— Start of STORED RECORDS —

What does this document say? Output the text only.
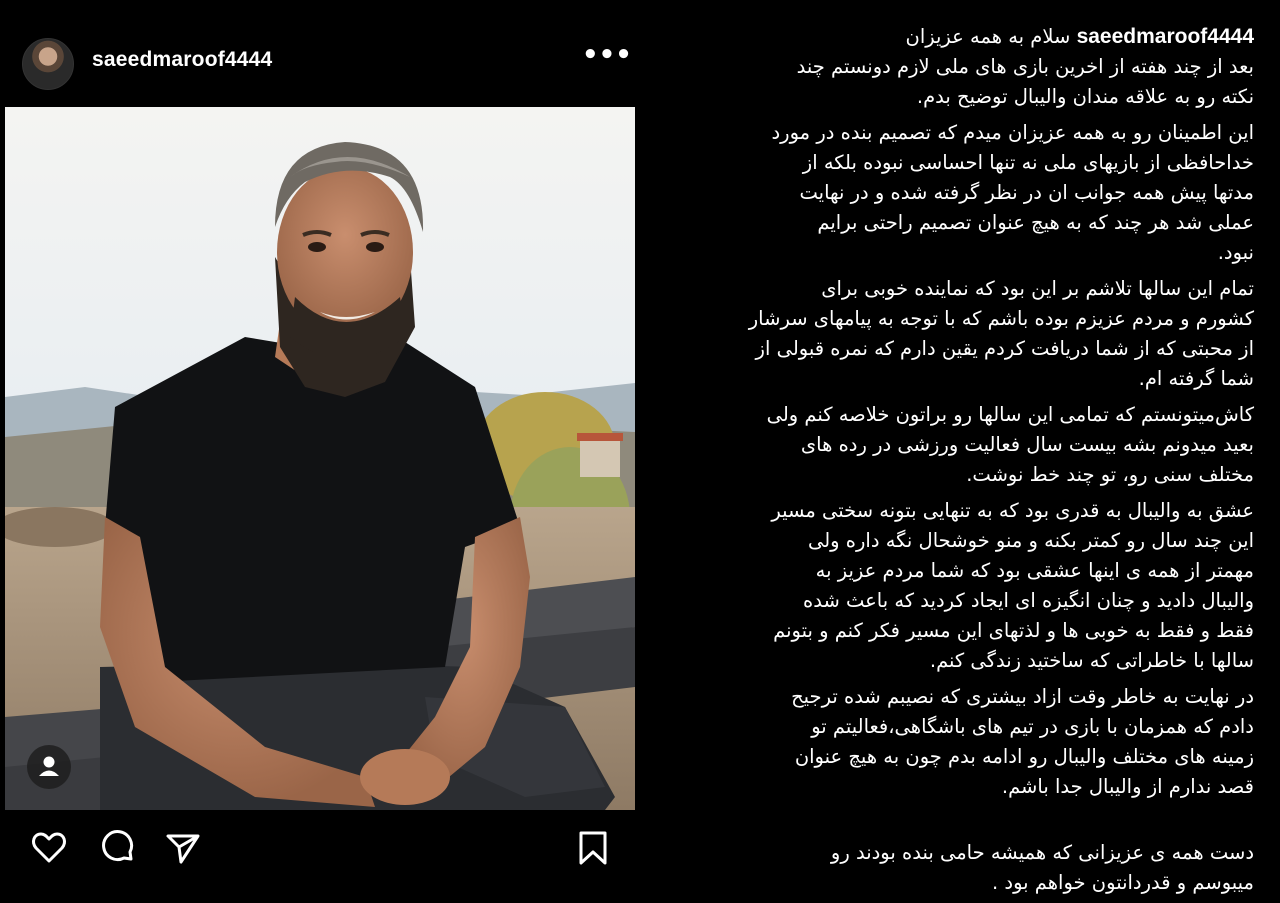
saeedmaroof4444	•••
saeedmaroof4444 سلام به همه عزیزان
بعد از چند هفته از اخرین بازی های ملی لازم دونستم چند
نکته رو به علاقه مندان والیبال توضیح بدم.
این اطمینان رو به همه عزیزان میدم که تصمیم بنده در مورد
خداحافظی از بازیهای ملی نه تنها احساسی نبوده بلکه از
مدتها پیش همه جوانب ان در نظر گرفته شده و در نهایت
عملی شد هر چند که به هیچ عنوان تصمیم راحتی برایم
نبود.
تمام این سالها تلاشم بر این بود که نماینده خوبی برای
کشورم و مردم عزیزم بوده باشم که با توجه به پیامهای سرشار
از محبتی که از شما دریافت کردم یقین دارم که نمره قبولی از
شما گرفته ام.
کاش‌میتونستم که تمامی این سالها رو براتون خلاصه کنم ولی
بعید میدونم بشه بیست سال فعالیت ورزشی در رده های
مختلف سنی رو، تو چند خط نوشت.
عشق به والیبال به قدری بود که به تنهایی بتونه سختی مسیر
این چند سال رو کمتر بکنه و منو خوشحال نگه داره ولی
مهمتر از همه ی اینها عشقی بود که شما مردم عزیز به
والیبال دادید و چنان انگیزه ای ایجاد کردید که باعث شده
فقط و فقط به خوبی ها و لذتهای این مسیر فکر کنم و بتونم
سالها با خاطراتی که ساختید زندگی کنم.
در نهایت به خاطر وقت ازاد بیشتری که نصیبم شده ترجیح
دادم که همزمان با بازی در تیم های باشگاهی،فعالیتم تو
زمینه های مختلف والیبال رو ادامه بدم چون به هیچ عنوان
قصد ندارم از والیبال جدا باشم.
دست همه ی عزیزانی که همیشه حامی بنده بودند رو
میبوسم و قدردانتون خواهم بود .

— End of STORED RECORDS —

**INSTRUCTIONS TO FOLLOW**
Return each line where "نهایت" shows up.

**EXERCISE SOLUTION**
مدتها پیش همه جوانب ان در نظر گرفته شده و در نهایت
در نهایت به خاطر وقت ازاد بیشتری که نصیبم شده ترجیح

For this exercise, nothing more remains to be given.